• **Goal**:
Reproduce all the entries exactly and keep the pictures out.

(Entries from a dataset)
□ □ □ □ □ □ □
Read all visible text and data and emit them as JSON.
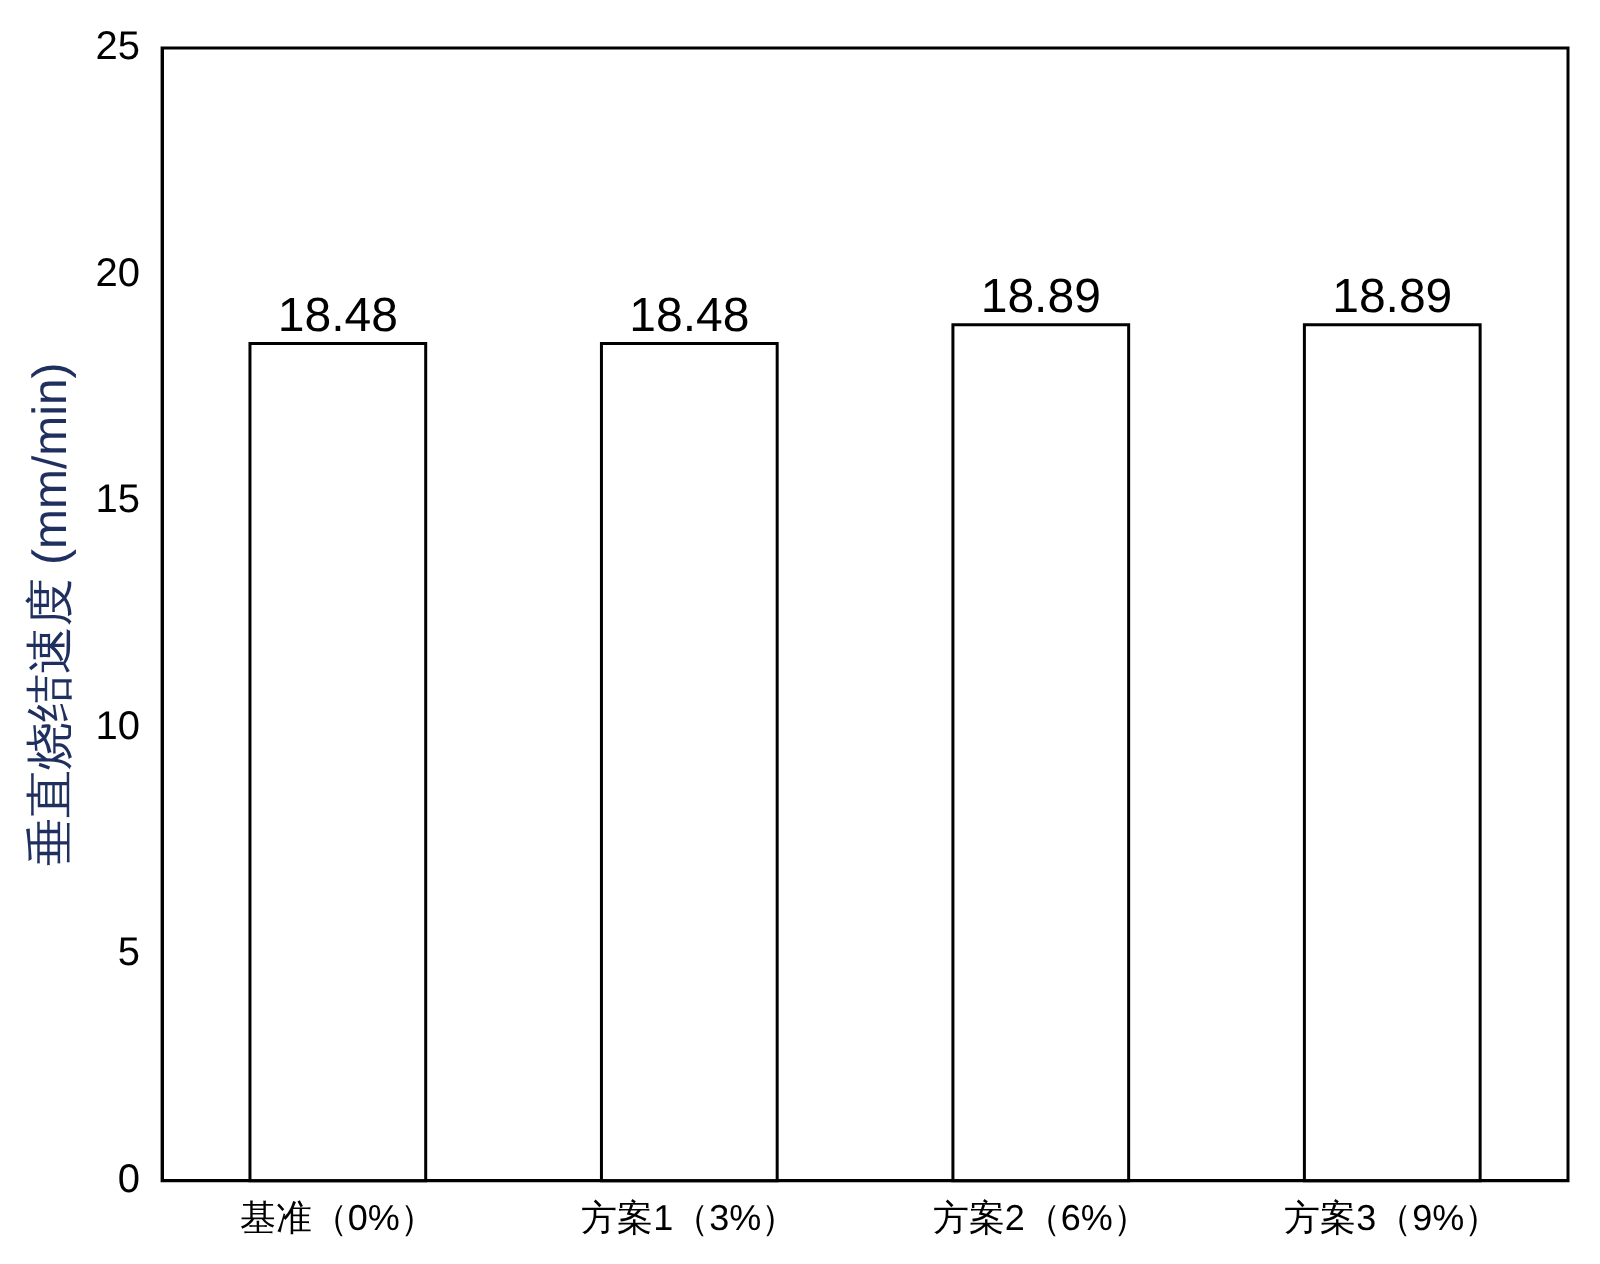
{
  "chart_data": {
    "type": "bar",
    "ylabel": "垂直烧结速度 (mm/min)",
    "categories": [
      "基准（0%）",
      "方案1（3%）",
      "方案2（6%）",
      "方案3（9%）"
    ],
    "values": [
      18.48,
      18.48,
      18.89,
      18.89
    ],
    "value_labels": [
      "18.48",
      "18.48",
      "18.89",
      "18.89"
    ],
    "color": "#ffffff",
    "ylim": [
      0,
      25
    ],
    "yticks": [
      0,
      5,
      10,
      15,
      20,
      25
    ],
    "grid": false,
    "legend": false
  }
}
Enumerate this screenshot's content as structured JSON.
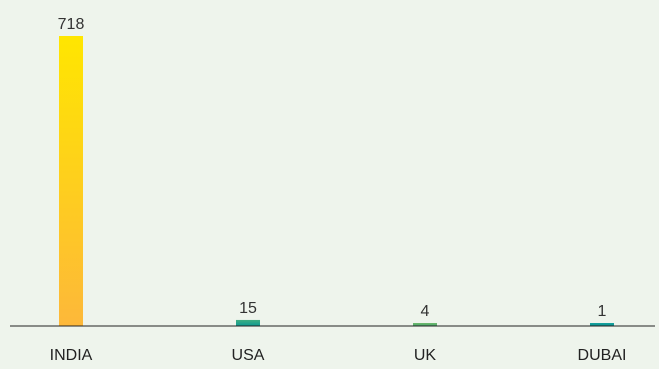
{
  "chart_data": {
    "type": "bar",
    "categories": [
      "INDIA",
      "USA",
      "UK",
      "DUBAI"
    ],
    "values": [
      718,
      15,
      4,
      1
    ],
    "title": "",
    "xlabel": "",
    "ylabel": "",
    "ylim": [
      0,
      718
    ],
    "grid": false,
    "legend": "none",
    "bar_colors": [
      {
        "top": "#ffe600",
        "bottom": "#fdb83a"
      },
      {
        "top": "#3fae82",
        "bottom": "#0e9a93"
      },
      {
        "top": "#6cb96a",
        "bottom": "#4aa46f"
      },
      {
        "top": "#14a3a0",
        "bottom": "#0e8f8c"
      }
    ],
    "background_color": "#eef4ec",
    "axis_color": "#222222",
    "label_color": "#333333"
  }
}
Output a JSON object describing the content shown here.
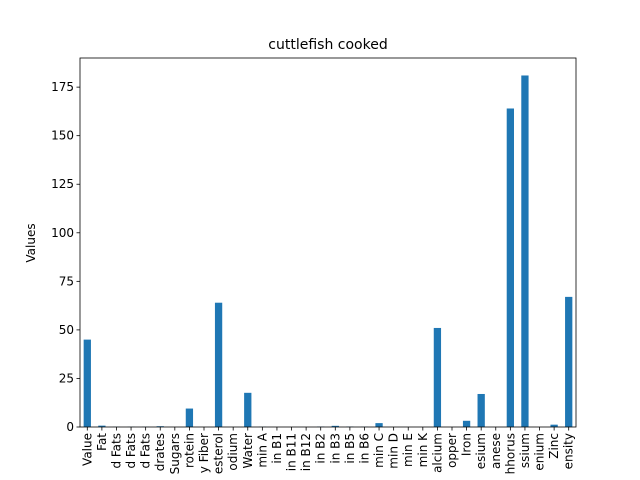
{
  "chart_data": {
    "type": "bar",
    "title": "cuttlefish cooked",
    "xlabel": "",
    "ylabel": "Values",
    "ylim": [
      0,
      190
    ],
    "yticks": [
      0,
      25,
      50,
      75,
      100,
      125,
      150,
      175
    ],
    "legend": "none",
    "grid": false,
    "bar_color": "#1f77b4",
    "categories": [
      "Value",
      "Fat",
      "d Fats",
      "d Fats",
      "d Fats",
      "drates",
      "Sugars",
      "rotein",
      "y Fiber",
      "esterol",
      "odium",
      "Water",
      "min A",
      "in B1",
      "in B11",
      "in B12",
      "in B2",
      "in B3",
      "in B5",
      "in B6",
      "min C",
      "min D",
      "min E",
      "min K",
      "alcium",
      "opper",
      "Iron",
      "esium",
      "anese",
      "hhorus",
      "ssium",
      "enium",
      "Zinc",
      "ensity"
    ],
    "values": [
      45,
      0.7,
      0.1,
      0.1,
      0.1,
      0.4,
      0,
      9.5,
      0,
      64,
      0,
      17.6,
      0.1,
      0,
      0,
      0,
      0.2,
      0.6,
      0.2,
      0.1,
      2,
      0,
      0,
      0,
      51,
      0,
      3.2,
      17,
      0,
      164,
      181,
      0,
      1.2,
      67
    ]
  }
}
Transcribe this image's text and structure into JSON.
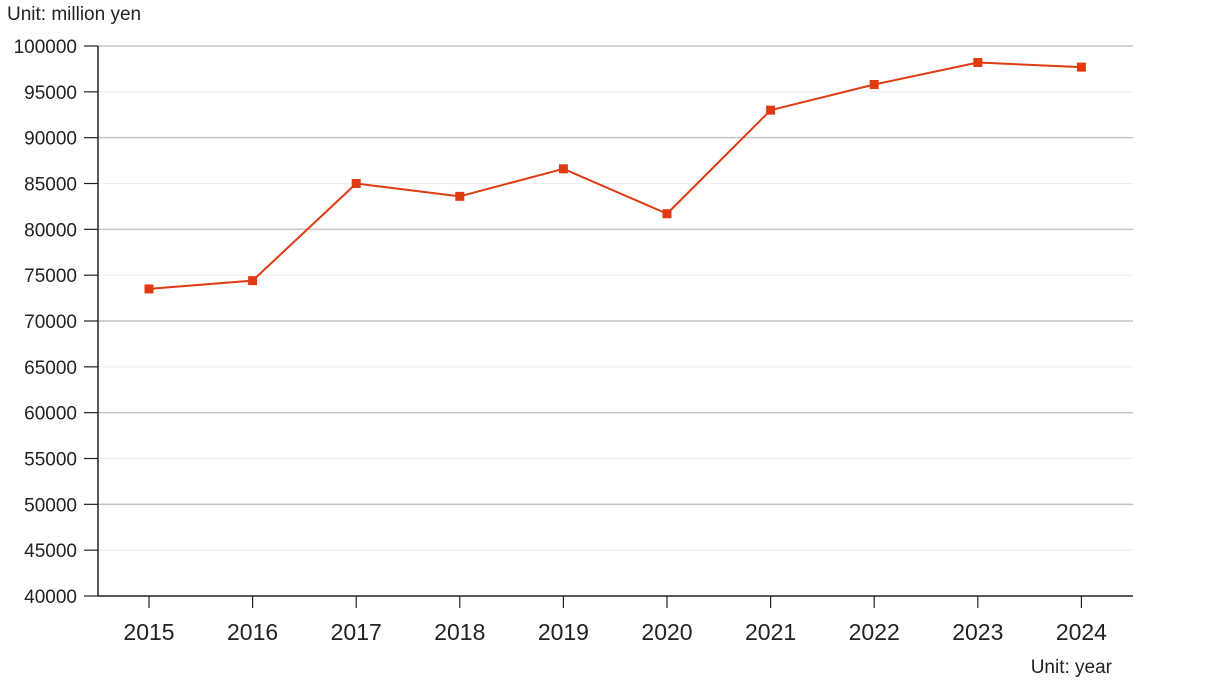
{
  "chart_data": {
    "type": "line",
    "title": "",
    "ylabel": "Unit: million yen",
    "xlabel": "Unit: year",
    "categories": [
      "2015",
      "2016",
      "2017",
      "2018",
      "2019",
      "2020",
      "2021",
      "2022",
      "2023",
      "2024"
    ],
    "series": [
      {
        "values": [
          73500,
          74400,
          85000,
          83600,
          86600,
          81700,
          93000,
          95800,
          98200,
          97700
        ]
      }
    ],
    "ylim": [
      40000,
      100000
    ],
    "yticks": [
      "40000",
      "45000",
      "50000",
      "55000",
      "60000",
      "65000",
      "70000",
      "75000",
      "80000",
      "85000",
      "90000",
      "95000",
      "100000"
    ],
    "grid": true,
    "legend": "none",
    "colors": {
      "line": "#e03a12",
      "major_grid": "#c4c4c4",
      "minor_grid": "#eeeeee",
      "axis": "#222222"
    }
  }
}
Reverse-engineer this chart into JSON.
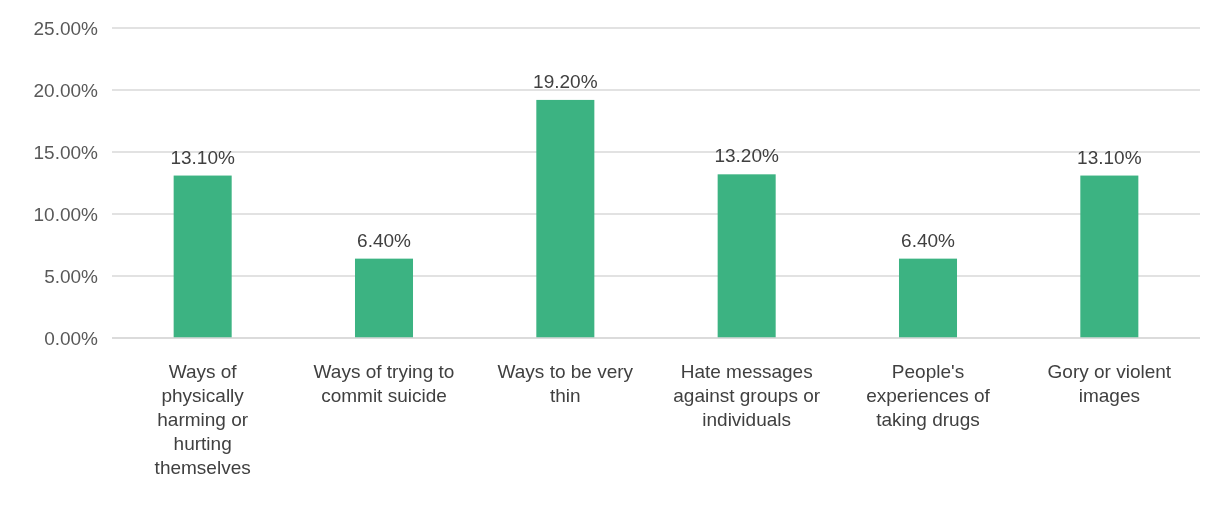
{
  "chart_data": {
    "type": "bar",
    "categories": [
      "Ways of physically harming or hurting themselves",
      "Ways of trying to commit suicide",
      "Ways to be very thin",
      "Hate messages against groups or individuals",
      "People's experiences of taking drugs",
      "Gory or violent images"
    ],
    "values": [
      13.1,
      6.4,
      19.2,
      13.2,
      6.4,
      13.1
    ],
    "value_labels": [
      "13.10%",
      "6.40%",
      "19.20%",
      "13.20%",
      "6.40%",
      "13.10%"
    ],
    "color": "#3cb382",
    "ylim": [
      0,
      25
    ],
    "yticks": [
      {
        "value": 0,
        "label": "0.00%"
      },
      {
        "value": 5,
        "label": "5.00%"
      },
      {
        "value": 10,
        "label": "10.00%"
      },
      {
        "value": 15,
        "label": "15.00%"
      },
      {
        "value": 20,
        "label": "20.00%"
      },
      {
        "value": 25,
        "label": "25.00%"
      }
    ],
    "grid": "y"
  }
}
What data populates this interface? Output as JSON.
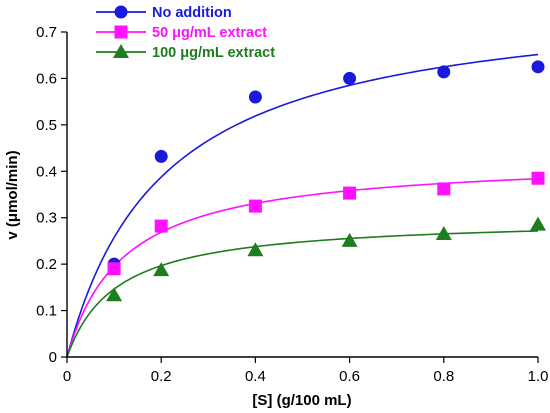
{
  "chart_data": {
    "type": "scatter",
    "title": "",
    "xlabel": "[S] (g/100 mL)",
    "ylabel": "v (μmol/min)",
    "xlim": [
      0,
      1.0
    ],
    "ylim": [
      0,
      0.7
    ],
    "xticks": [
      "0",
      "0.2",
      "0.4",
      "0.6",
      "0.8",
      "1.0"
    ],
    "yticks": [
      "0",
      "0.1",
      "0.2",
      "0.3",
      "0.4",
      "0.5",
      "0.6",
      "0.7"
    ],
    "grid": false,
    "legend_position": "top-left",
    "series": [
      {
        "name": "No addition",
        "color": "#1a1adc",
        "marker": "circle",
        "x": [
          0.1,
          0.2,
          0.4,
          0.6,
          0.8,
          1.0
        ],
        "y": [
          0.2,
          0.432,
          0.56,
          0.6,
          0.614,
          0.625
        ],
        "fit": {
          "model": "michaelis-menten",
          "vmax": 0.785,
          "km": 0.205
        }
      },
      {
        "name": "50 μg/mL extract",
        "color": "#ff10ff",
        "marker": "square",
        "x": [
          0.1,
          0.2,
          0.4,
          0.6,
          0.8,
          1.0
        ],
        "y": [
          0.19,
          0.282,
          0.325,
          0.353,
          0.362,
          0.385
        ],
        "fit": {
          "model": "michaelis-menten",
          "vmax": 0.43,
          "km": 0.12
        }
      },
      {
        "name": "100 μg/mL extract",
        "color": "#1e7d1e",
        "marker": "triangle",
        "x": [
          0.1,
          0.2,
          0.4,
          0.6,
          0.8,
          1.0
        ],
        "y": [
          0.133,
          0.187,
          0.23,
          0.25,
          0.265,
          0.285
        ],
        "fit": {
          "model": "michaelis-menten",
          "vmax": 0.3,
          "km": 0.105
        }
      }
    ]
  }
}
□ □ □ □ □ □ □
• **Written response**:
Read all visible text and data and emit them as JSON.
{
  "chart_data": {
    "type": "bar",
    "ylabel": "垂直烧结速度 (mm/min)",
    "categories": [
      "基准（0%）",
      "方案1（3%）",
      "方案2（6%）",
      "方案3（9%）"
    ],
    "values": [
      18.48,
      18.48,
      18.89,
      18.89
    ],
    "value_labels": [
      "18.48",
      "18.48",
      "18.89",
      "18.89"
    ],
    "color": "#ffffff",
    "ylim": [
      0,
      25
    ],
    "yticks": [
      0,
      5,
      10,
      15,
      20,
      25
    ],
    "grid": false,
    "legend": false
  }
}
Enumerate this screenshot's content as structured JSON.
{
  "chart_data": {
    "type": "bar",
    "categories": [
      "INDIA",
      "USA",
      "UK",
      "DUBAI"
    ],
    "values": [
      718,
      15,
      4,
      1
    ],
    "title": "",
    "xlabel": "",
    "ylabel": "",
    "ylim": [
      0,
      718
    ],
    "grid": false,
    "legend": "none",
    "bar_colors": [
      {
        "top": "#ffe600",
        "bottom": "#fdb83a"
      },
      {
        "top": "#3fae82",
        "bottom": "#0e9a93"
      },
      {
        "top": "#6cb96a",
        "bottom": "#4aa46f"
      },
      {
        "top": "#14a3a0",
        "bottom": "#0e8f8c"
      }
    ],
    "background_color": "#eef4ec",
    "axis_color": "#222222",
    "label_color": "#333333"
  }
}
Output a JSON object describing the content shown here.
{
  "chart_data": {
    "type": "bar",
    "title": "cuttlefish cooked",
    "xlabel": "",
    "ylabel": "Values",
    "ylim": [
      0,
      190
    ],
    "yticks": [
      0,
      25,
      50,
      75,
      100,
      125,
      150,
      175
    ],
    "legend": "none",
    "grid": false,
    "bar_color": "#1f77b4",
    "categories": [
      "Value",
      "Fat",
      "d Fats",
      "d Fats",
      "d Fats",
      "drates",
      "Sugars",
      "rotein",
      "y Fiber",
      "esterol",
      "odium",
      "Water",
      "min A",
      "in B1",
      "in B11",
      "in B12",
      "in B2",
      "in B3",
      "in B5",
      "in B6",
      "min C",
      "min D",
      "min E",
      "min K",
      "alcium",
      "opper",
      "Iron",
      "esium",
      "anese",
      "hhorus",
      "ssium",
      "enium",
      "Zinc",
      "ensity"
    ],
    "values": [
      45,
      0.7,
      0.1,
      0.1,
      0.1,
      0.4,
      0,
      9.5,
      0,
      64,
      0,
      17.6,
      0.1,
      0,
      0,
      0,
      0.2,
      0.6,
      0.2,
      0.1,
      2,
      0,
      0,
      0,
      51,
      0,
      3.2,
      17,
      0,
      164,
      181,
      0,
      1.2,
      67
    ]
  }
}
Transcribe this image's text and structure into JSON.
{
  "chart_data": {
    "type": "line",
    "title": "",
    "ylabel": "Unit: million yen",
    "xlabel": "Unit: year",
    "categories": [
      "2015",
      "2016",
      "2017",
      "2018",
      "2019",
      "2020",
      "2021",
      "2022",
      "2023",
      "2024"
    ],
    "series": [
      {
        "values": [
          73500,
          74400,
          85000,
          83600,
          86600,
          81700,
          93000,
          95800,
          98200,
          97700
        ]
      }
    ],
    "ylim": [
      40000,
      100000
    ],
    "yticks": [
      "40000",
      "45000",
      "50000",
      "55000",
      "60000",
      "65000",
      "70000",
      "75000",
      "80000",
      "85000",
      "90000",
      "95000",
      "100000"
    ],
    "grid": true,
    "legend": "none",
    "colors": {
      "line": "#e03a12",
      "major_grid": "#c4c4c4",
      "minor_grid": "#eeeeee",
      "axis": "#222222"
    }
  }
}
Reverse-engineer this chart into JSON.
{
  "chart_data": {
    "type": "bar",
    "categories": [
      "Ways of physically harming or hurting themselves",
      "Ways of trying to commit suicide",
      "Ways to be very thin",
      "Hate messages against groups or individuals",
      "People's experiences of taking drugs",
      "Gory or violent images"
    ],
    "values": [
      13.1,
      6.4,
      19.2,
      13.2,
      6.4,
      13.1
    ],
    "value_labels": [
      "13.10%",
      "6.40%",
      "19.20%",
      "13.20%",
      "6.40%",
      "13.10%"
    ],
    "color": "#3cb382",
    "ylim": [
      0,
      25
    ],
    "yticks": [
      {
        "value": 0,
        "label": "0.00%"
      },
      {
        "value": 5,
        "label": "5.00%"
      },
      {
        "value": 10,
        "label": "10.00%"
      },
      {
        "value": 15,
        "label": "15.00%"
      },
      {
        "value": 20,
        "label": "20.00%"
      },
      {
        "value": 25,
        "label": "25.00%"
      }
    ],
    "grid": "y"
  }
}
What data populates this interface? Output as JSON.
{
  "chart_data": {
    "type": "scatter",
    "title": "",
    "xlabel": "[S] (g/100 mL)",
    "ylabel": "v (μmol/min)",
    "xlim": [
      0,
      1.0
    ],
    "ylim": [
      0,
      0.7
    ],
    "xticks": [
      "0",
      "0.2",
      "0.4",
      "0.6",
      "0.8",
      "1.0"
    ],
    "yticks": [
      "0",
      "0.1",
      "0.2",
      "0.3",
      "0.4",
      "0.5",
      "0.6",
      "0.7"
    ],
    "grid": false,
    "legend_position": "top-left",
    "series": [
      {
        "name": "No addition",
        "color": "#1a1adc",
        "marker": "circle",
        "x": [
          0.1,
          0.2,
          0.4,
          0.6,
          0.8,
          1.0
        ],
        "y": [
          0.2,
          0.432,
          0.56,
          0.6,
          0.614,
          0.625
        ],
        "fit": {
          "model": "michaelis-menten",
          "vmax": 0.785,
          "km": 0.205
        }
      },
      {
        "name": "50 μg/mL extract",
        "color": "#ff10ff",
        "marker": "square",
        "x": [
          0.1,
          0.2,
          0.4,
          0.6,
          0.8,
          1.0
        ],
        "y": [
          0.19,
          0.282,
          0.325,
          0.353,
          0.362,
          0.385
        ],
        "fit": {
          "model": "michaelis-menten",
          "vmax": 0.43,
          "km": 0.12
        }
      },
      {
        "name": "100 μg/mL extract",
        "color": "#1e7d1e",
        "marker": "triangle",
        "x": [
          0.1,
          0.2,
          0.4,
          0.6,
          0.8,
          1.0
        ],
        "y": [
          0.133,
          0.187,
          0.23,
          0.25,
          0.265,
          0.285
        ],
        "fit": {
          "model": "michaelis-menten",
          "vmax": 0.3,
          "km": 0.105
        }
      }
    ]
  }
}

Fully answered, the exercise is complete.